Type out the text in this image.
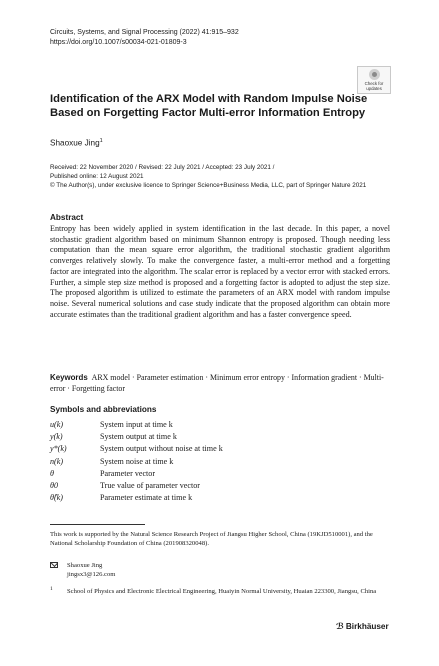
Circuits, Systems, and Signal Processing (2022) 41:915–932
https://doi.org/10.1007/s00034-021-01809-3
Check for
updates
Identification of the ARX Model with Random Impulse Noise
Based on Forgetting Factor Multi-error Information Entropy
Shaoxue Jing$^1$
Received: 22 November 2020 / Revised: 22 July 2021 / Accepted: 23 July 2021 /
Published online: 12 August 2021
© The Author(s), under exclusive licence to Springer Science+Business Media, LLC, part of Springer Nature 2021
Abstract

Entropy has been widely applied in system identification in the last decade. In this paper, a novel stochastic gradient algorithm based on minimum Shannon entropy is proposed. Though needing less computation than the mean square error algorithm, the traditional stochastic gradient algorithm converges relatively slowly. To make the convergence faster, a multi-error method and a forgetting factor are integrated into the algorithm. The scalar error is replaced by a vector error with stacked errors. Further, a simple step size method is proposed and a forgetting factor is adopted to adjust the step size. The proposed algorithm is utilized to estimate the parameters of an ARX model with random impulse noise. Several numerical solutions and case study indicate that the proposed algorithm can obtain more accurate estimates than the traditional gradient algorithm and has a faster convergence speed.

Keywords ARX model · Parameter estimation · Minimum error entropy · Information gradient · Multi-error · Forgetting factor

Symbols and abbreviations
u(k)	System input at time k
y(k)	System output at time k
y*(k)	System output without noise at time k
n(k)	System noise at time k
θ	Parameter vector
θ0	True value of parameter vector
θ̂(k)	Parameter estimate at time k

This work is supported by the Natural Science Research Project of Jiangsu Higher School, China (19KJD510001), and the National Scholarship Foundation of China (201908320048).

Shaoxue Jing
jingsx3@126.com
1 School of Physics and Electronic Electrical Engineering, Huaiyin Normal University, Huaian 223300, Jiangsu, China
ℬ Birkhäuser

• [WRITTEN EXERCISE] Repeat each record exactly as shown above, dropping all images.

• [EXERCISE RESPONSE]
Type out the text in this image.
Circuits, Systems, and Signal Processing (2022) 41:915–932
https://doi.org/10.1007/s00034-021-01809-3
Check for
updates
Identification of the ARX Model with Random Impulse Noise
Based on Forgetting Factor Multi-error Information Entropy
Shaoxue Jing$^1$
Received: 22 November 2020 / Revised: 22 July 2021 / Accepted: 23 July 2021 /
Published online: 12 August 2021
© The Author(s), under exclusive licence to Springer Science+Business Media, LLC, part of Springer Nature 2021
Abstract

Entropy has been widely applied in system identification in the last decade. In this paper, a novel stochastic gradient algorithm based on minimum Shannon entropy is proposed. Though needing less computation than the mean square error algorithm, the traditional stochastic gradient algorithm converges relatively slowly. To make the convergence faster, a multi-error method and a forgetting factor are integrated into the algorithm. The scalar error is replaced by a vector error with stacked errors. Further, a simple step size method is proposed and a forgetting factor is adopted to adjust the step size. The proposed algorithm is utilized to estimate the parameters of an ARX model with random impulse noise. Several numerical solutions and case study indicate that the proposed algorithm can obtain more accurate estimates than the traditional gradient algorithm and has a faster convergence speed.

Keywords ARX model · Parameter estimation · Minimum error entropy · Information gradient · Multi-error · Forgetting factor

Symbols and abbreviations
u(k)	System input at time k
y(k)	System output at time k
y*(k)	System output without noise at time k
n(k)	System noise at time k
θ	Parameter vector
θ0	True value of parameter vector
θ̂(k)	Parameter estimate at time k

This work is supported by the Natural Science Research Project of Jiangsu Higher School, China (19KJD510001), and the National Scholarship Foundation of China (201908320048).

Shaoxue Jing
jingsx3@126.com
1 School of Physics and Electronic Electrical Engineering, Huaiyin Normal University, Huaian 223300, Jiangsu, China
ℬ Birkhäuser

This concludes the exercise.